Task details: Find the lines with "text" in them and copy them out.

Information shown:

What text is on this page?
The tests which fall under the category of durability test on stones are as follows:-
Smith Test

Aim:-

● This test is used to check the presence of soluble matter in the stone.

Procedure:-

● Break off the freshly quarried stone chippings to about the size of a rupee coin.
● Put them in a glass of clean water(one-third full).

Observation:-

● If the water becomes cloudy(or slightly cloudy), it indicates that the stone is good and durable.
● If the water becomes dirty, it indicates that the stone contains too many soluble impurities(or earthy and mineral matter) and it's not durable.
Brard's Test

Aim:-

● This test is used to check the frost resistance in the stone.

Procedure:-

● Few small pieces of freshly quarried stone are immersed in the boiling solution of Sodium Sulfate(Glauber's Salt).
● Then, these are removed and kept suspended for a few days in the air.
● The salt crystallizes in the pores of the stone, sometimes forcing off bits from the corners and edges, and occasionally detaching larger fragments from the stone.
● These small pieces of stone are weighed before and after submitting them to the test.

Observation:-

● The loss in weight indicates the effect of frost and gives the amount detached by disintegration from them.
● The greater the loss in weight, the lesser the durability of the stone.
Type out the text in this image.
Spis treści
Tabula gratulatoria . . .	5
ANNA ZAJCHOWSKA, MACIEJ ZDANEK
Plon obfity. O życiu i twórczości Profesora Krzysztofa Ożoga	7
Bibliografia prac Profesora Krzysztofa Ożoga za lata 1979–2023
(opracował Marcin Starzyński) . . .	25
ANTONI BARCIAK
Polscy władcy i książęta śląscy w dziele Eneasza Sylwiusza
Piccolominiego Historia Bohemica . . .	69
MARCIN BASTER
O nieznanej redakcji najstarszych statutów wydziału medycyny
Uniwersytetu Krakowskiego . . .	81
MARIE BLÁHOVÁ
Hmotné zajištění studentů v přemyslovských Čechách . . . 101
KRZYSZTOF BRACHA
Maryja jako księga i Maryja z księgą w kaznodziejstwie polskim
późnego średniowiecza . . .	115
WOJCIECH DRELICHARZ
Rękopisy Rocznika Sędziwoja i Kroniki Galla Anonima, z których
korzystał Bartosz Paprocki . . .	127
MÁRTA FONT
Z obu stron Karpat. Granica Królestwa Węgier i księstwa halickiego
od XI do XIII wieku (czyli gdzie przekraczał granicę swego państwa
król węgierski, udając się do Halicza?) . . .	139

Full response:
What text is on this page?
Type out the text in this image.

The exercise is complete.